● **EXTRACTED RECORDS**:
________

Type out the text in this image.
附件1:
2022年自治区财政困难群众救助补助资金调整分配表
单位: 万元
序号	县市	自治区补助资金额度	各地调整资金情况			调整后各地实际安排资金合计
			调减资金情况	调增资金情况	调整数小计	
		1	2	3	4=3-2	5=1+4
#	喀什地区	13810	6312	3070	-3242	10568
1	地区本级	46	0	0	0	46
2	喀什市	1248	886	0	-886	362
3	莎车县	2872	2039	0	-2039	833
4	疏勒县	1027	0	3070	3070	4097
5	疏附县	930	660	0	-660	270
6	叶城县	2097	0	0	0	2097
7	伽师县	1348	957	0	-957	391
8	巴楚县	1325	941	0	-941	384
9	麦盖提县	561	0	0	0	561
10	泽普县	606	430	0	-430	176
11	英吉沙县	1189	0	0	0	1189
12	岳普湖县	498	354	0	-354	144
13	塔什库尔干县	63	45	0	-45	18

________

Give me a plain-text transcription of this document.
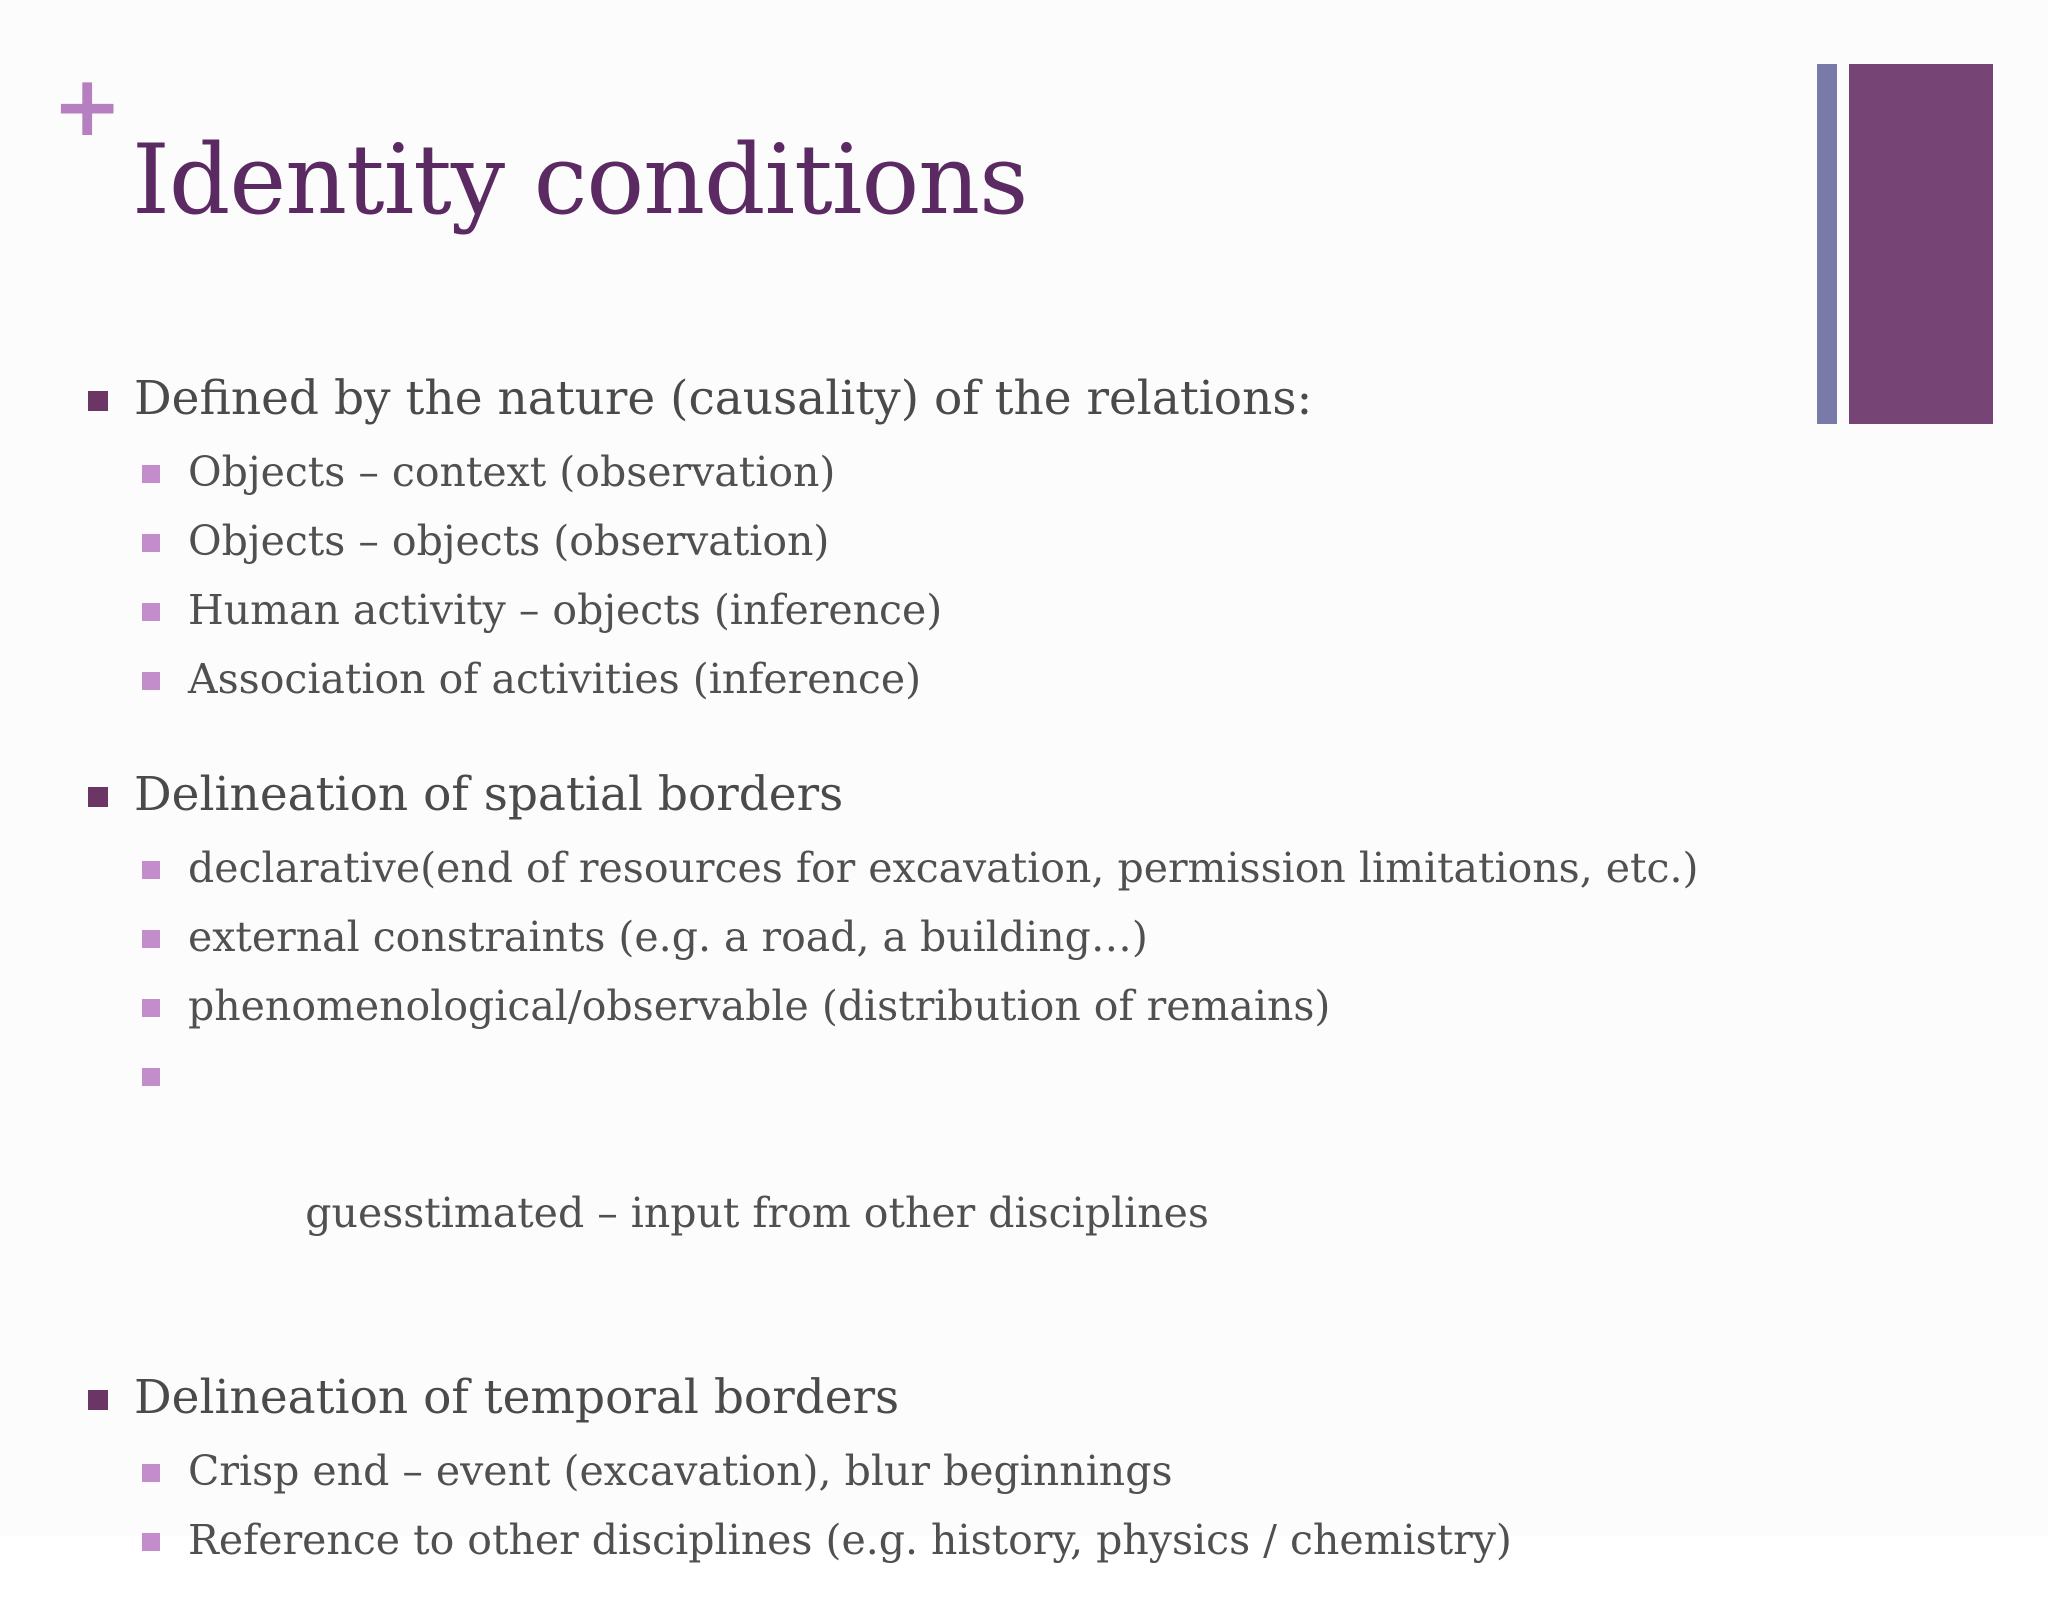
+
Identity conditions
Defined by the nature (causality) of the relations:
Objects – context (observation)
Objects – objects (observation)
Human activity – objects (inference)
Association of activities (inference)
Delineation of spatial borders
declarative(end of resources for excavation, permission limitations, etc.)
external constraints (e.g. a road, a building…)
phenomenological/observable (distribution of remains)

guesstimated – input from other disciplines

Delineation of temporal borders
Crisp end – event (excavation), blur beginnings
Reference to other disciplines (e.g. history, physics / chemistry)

________

From the listing above, collect every line that mentions the word "other".

● **RESPONSE TO THE EXERCISE**:
guesstimated – input from other disciplines
Reference to other disciplines (e.g. history, physics / chemistry)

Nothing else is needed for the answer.